What is required: Below are some entries. Copy each line that holds the string "USDCAD".

Supplied data:
#####
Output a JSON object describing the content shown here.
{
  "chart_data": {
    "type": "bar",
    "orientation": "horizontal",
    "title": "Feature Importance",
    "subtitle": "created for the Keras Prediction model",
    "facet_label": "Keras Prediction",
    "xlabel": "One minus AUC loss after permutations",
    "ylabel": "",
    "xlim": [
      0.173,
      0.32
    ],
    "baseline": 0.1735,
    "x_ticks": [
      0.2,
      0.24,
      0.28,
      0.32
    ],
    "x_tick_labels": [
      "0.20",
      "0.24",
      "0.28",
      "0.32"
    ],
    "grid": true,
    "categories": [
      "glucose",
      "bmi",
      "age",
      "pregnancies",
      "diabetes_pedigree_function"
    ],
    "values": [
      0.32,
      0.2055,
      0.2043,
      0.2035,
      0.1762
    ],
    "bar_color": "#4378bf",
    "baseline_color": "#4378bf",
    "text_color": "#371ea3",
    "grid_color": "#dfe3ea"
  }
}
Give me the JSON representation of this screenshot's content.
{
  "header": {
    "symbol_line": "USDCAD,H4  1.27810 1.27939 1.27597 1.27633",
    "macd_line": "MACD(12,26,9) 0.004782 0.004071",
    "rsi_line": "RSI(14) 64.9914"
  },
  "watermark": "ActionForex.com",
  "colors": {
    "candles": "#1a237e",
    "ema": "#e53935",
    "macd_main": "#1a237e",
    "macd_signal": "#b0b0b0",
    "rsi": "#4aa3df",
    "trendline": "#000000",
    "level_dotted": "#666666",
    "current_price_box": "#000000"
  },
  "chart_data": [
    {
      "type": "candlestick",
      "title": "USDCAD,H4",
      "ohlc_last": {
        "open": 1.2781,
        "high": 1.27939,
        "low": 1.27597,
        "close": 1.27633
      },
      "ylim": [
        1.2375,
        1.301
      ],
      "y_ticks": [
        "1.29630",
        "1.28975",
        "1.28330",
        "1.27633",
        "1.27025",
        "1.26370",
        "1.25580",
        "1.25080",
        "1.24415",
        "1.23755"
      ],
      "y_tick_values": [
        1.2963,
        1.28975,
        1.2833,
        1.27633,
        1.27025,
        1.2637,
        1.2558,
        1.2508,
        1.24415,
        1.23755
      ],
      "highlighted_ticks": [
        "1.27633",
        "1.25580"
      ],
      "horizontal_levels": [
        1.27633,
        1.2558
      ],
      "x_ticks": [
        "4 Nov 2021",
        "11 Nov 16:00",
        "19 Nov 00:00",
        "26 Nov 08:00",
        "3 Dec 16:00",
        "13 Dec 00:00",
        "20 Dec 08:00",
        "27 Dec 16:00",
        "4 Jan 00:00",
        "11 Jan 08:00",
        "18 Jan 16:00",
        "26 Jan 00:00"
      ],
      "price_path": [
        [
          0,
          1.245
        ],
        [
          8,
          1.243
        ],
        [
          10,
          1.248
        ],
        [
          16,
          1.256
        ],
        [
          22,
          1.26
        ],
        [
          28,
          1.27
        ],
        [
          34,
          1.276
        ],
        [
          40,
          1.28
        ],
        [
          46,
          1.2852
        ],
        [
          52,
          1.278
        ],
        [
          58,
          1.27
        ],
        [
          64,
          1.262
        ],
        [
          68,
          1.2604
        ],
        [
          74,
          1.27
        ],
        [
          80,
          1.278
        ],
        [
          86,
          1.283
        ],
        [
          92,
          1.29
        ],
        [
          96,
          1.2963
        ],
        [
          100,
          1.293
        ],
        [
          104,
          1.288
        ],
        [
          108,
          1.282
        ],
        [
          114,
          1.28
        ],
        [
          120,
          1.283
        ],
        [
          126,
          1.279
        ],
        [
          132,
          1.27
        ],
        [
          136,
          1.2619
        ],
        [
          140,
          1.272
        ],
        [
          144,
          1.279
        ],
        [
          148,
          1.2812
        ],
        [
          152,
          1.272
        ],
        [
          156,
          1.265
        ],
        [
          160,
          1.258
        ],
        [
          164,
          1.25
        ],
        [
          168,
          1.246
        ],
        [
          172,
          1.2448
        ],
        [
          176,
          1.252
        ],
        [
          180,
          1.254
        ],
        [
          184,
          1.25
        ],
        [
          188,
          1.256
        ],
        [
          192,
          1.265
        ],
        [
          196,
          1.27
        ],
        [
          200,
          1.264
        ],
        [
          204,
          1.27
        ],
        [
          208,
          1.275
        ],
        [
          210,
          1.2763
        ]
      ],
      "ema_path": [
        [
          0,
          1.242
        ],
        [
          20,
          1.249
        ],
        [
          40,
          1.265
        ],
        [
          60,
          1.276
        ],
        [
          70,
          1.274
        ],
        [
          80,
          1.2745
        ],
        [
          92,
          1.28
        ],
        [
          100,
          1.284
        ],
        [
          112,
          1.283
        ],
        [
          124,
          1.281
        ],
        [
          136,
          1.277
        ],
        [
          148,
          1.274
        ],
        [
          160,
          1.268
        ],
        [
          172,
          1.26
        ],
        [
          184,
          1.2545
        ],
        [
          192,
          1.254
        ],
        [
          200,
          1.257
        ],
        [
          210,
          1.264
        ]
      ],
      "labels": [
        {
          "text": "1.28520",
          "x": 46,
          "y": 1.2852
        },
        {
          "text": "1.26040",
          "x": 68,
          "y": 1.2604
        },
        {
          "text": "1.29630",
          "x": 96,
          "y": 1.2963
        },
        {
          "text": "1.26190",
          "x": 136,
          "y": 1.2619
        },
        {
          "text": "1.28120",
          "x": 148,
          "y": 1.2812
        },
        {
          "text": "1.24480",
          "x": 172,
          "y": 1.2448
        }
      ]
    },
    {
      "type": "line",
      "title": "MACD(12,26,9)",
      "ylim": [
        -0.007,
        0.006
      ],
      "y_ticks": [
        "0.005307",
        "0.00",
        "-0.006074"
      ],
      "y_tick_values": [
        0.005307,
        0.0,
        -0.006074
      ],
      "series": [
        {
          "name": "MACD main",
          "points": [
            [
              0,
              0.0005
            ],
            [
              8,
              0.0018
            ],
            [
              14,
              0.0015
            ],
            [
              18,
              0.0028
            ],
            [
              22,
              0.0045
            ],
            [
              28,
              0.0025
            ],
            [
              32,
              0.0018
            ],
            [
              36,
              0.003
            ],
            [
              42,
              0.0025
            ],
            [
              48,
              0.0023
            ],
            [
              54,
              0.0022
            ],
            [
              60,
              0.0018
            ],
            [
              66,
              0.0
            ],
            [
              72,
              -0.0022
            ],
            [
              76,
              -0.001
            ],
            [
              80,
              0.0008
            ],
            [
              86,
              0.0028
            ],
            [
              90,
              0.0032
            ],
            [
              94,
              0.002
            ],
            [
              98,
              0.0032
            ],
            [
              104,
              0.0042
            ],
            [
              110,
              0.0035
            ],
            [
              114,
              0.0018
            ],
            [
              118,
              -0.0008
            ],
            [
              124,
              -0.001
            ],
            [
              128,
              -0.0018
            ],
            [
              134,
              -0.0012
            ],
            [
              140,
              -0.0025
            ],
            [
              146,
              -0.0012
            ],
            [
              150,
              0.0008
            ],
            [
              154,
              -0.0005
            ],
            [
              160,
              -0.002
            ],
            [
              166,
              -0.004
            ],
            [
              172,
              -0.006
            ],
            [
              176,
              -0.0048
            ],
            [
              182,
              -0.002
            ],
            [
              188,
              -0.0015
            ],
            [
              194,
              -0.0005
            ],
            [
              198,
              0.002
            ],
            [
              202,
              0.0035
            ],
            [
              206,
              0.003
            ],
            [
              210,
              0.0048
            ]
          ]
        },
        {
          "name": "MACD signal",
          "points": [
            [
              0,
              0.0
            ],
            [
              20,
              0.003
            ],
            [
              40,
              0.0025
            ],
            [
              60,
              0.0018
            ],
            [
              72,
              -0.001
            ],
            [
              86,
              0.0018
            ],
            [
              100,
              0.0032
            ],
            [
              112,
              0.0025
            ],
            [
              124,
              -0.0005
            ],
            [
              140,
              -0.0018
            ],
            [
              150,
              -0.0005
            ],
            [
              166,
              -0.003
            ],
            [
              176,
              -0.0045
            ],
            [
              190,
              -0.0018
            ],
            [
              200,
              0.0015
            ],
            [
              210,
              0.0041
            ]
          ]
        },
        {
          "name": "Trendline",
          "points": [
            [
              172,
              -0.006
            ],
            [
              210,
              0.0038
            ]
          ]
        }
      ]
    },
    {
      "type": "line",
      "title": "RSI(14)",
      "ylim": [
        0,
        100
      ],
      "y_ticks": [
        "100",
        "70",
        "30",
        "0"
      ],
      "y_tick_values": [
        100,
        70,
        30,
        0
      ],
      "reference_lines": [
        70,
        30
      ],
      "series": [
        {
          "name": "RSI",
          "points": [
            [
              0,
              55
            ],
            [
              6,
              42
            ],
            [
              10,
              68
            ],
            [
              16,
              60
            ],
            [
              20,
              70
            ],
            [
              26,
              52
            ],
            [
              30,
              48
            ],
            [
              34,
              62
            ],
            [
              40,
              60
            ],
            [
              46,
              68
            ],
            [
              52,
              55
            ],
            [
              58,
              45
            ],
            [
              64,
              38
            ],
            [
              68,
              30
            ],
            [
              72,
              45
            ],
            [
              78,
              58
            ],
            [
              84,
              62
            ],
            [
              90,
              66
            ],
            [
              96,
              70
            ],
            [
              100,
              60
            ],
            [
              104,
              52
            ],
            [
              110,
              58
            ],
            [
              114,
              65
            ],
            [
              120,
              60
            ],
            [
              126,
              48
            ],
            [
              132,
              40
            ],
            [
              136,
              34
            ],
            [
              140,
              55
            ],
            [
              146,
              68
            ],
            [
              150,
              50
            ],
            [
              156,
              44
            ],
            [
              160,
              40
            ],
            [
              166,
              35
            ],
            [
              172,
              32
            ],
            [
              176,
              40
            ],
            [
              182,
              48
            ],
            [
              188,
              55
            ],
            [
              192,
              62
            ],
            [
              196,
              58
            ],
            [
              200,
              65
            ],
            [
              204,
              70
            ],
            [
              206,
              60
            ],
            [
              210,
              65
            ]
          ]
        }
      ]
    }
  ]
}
#####
Answer to the problem:
    "symbol_line": "USDCAD,H4  1.27810 1.27939 1.27597 1.27633",
      "title": "USDCAD,H4",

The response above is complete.